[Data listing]
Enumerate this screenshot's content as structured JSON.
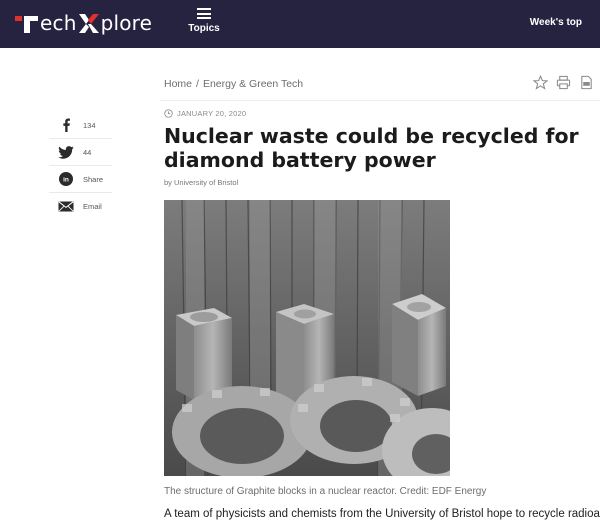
{
  "header": {
    "logo_text_1": "ech",
    "logo_text_2": "plore",
    "topics_label": "Topics",
    "weeks_top_label": "Week's top"
  },
  "breadcrumb": {
    "home": "Home",
    "separator": "/",
    "category": "Energy & Green Tech"
  },
  "toolbar": {
    "icons": [
      "star-icon",
      "print-icon",
      "pdf-icon"
    ]
  },
  "share": [
    {
      "name": "facebook",
      "label": "134",
      "icon": "facebook-icon"
    },
    {
      "name": "twitter",
      "label": "44",
      "icon": "twitter-icon"
    },
    {
      "name": "linkedin",
      "label": "Share",
      "icon": "linkedin-icon"
    },
    {
      "name": "email",
      "label": "Email",
      "icon": "email-icon"
    }
  ],
  "article": {
    "date": "JANUARY 20, 2020",
    "title": "Nuclear waste could be recycled for diamond battery power",
    "byline_prefix": "by",
    "byline_source": "University of Bristol",
    "image_caption": "The structure of Graphite blocks in a nuclear reactor. Credit: EDF Energy",
    "lead_text": "A team of physicists and chemists from the University of Bristol hope to recycle radioactive"
  },
  "colors": {
    "header_bg": "#262340",
    "logo_accent": "#e0312c",
    "text": "#1b1b1b",
    "muted": "#6d6d6d"
  }
}
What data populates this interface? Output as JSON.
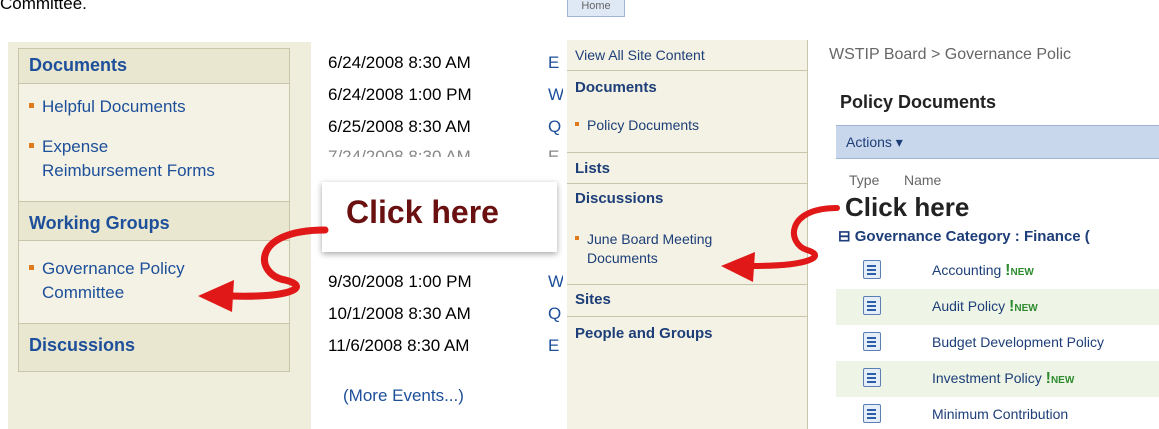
{
  "caption": "Committee.",
  "left_nav": {
    "documents_head": "Documents",
    "doc_items": [
      "Helpful Documents",
      "Expense",
      "Reimbursement Forms"
    ],
    "working_groups_head": "Working Groups",
    "wg_items": [
      "Governance Policy",
      "Committee"
    ],
    "discussions_head": "Discussions"
  },
  "events": {
    "rows": [
      {
        "date": "6/24/2008 8:30 AM",
        "title": "E"
      },
      {
        "date": "6/24/2008 1:00 PM",
        "title": "W"
      },
      {
        "date": "6/25/2008 8:30 AM",
        "title": "Q"
      },
      {
        "date": "7/24/2008 8:30 AM",
        "title": "E"
      },
      {
        "date": "9/30/2008 1:00 PM",
        "title": "W"
      },
      {
        "date": "10/1/2008 8:30 AM",
        "title": "Q"
      },
      {
        "date": "11/6/2008 8:30 AM",
        "title": "E"
      }
    ],
    "more": "(More Events...)"
  },
  "callout_left": "Click here",
  "right": {
    "tab": "Home",
    "nav": {
      "view_all": "View All Site Content",
      "documents_head": "Documents",
      "policy_docs": "Policy Documents",
      "lists_head": "Lists",
      "discussions_head": "Discussions",
      "june_board": [
        "June Board Meeting",
        "Documents"
      ],
      "sites_head": "Sites",
      "people_head": "People and Groups"
    },
    "breadcrumb": "WSTIP Board > Governance Polic",
    "title": "Policy Documents",
    "actions": "Actions ▾",
    "col_type": "Type",
    "col_name": "Name",
    "callout": "Click here",
    "group": "⊟ Governance Category : Finance (",
    "docs": [
      {
        "name": "Accounting",
        "new": true
      },
      {
        "name": "Audit Policy",
        "new": true
      },
      {
        "name": "Budget Development Policy",
        "new": false
      },
      {
        "name": "Investment Policy",
        "new": true
      },
      {
        "name": "Minimum Contribution",
        "new": false
      }
    ],
    "new_label": "NEW"
  },
  "colors": {
    "link": "#1d4f9a",
    "accent": "#e07b1b",
    "arrow": "#e01818",
    "new": "#2e8b2e"
  }
}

■ **WHAT YOU NEED TO DO**
Scan the material and collect every line that contains "University".

■ **SOLUTION TO THE PROBLEM**
    "byline_source": "University of Bristol",
    "lead_text": "A team of physicists and chemists from the University of Bristol hope to recycle radioactive"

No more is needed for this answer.